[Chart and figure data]
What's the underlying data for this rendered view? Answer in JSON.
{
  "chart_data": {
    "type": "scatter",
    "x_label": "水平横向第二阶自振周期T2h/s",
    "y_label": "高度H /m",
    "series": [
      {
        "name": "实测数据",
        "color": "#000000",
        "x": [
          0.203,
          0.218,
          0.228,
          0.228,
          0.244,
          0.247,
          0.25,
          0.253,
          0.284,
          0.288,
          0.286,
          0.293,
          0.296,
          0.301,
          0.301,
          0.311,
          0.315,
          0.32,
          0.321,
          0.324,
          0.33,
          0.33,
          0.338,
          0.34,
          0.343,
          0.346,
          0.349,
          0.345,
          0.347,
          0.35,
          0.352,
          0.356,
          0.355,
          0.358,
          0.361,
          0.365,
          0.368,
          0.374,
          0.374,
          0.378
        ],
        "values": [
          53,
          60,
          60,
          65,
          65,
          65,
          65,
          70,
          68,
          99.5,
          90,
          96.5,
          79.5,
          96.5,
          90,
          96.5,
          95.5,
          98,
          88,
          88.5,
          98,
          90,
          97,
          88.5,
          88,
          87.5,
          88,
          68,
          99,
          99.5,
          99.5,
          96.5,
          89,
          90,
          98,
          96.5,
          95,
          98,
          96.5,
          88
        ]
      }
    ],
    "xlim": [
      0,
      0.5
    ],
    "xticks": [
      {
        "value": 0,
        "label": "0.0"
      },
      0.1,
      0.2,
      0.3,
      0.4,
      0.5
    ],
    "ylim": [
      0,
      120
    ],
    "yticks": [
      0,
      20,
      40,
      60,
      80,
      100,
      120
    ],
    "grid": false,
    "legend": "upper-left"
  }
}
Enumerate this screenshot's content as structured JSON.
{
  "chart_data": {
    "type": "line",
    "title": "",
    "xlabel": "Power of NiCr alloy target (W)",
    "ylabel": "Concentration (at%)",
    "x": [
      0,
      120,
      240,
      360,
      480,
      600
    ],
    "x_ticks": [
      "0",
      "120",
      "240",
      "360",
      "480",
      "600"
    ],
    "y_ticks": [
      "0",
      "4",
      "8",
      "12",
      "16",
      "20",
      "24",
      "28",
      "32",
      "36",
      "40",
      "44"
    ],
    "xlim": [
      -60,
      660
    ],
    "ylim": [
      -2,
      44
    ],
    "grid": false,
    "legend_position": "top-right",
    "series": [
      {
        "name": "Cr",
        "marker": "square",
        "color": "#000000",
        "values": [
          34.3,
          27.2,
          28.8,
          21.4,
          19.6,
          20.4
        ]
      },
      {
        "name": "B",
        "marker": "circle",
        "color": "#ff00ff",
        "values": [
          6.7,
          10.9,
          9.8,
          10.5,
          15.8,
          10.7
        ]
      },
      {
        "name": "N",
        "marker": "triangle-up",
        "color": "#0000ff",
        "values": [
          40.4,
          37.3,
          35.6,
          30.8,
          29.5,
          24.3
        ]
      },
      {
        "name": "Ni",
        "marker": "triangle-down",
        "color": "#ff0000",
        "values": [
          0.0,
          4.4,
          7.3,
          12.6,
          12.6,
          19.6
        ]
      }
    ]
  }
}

§ **Written request**
Filter the data for the string "this" and copy every line that has it.

§ **Exercise result**
What's the underlying data for this rendered view? Answer in JSON.
Enumerate this screenshot's content as structured JSON.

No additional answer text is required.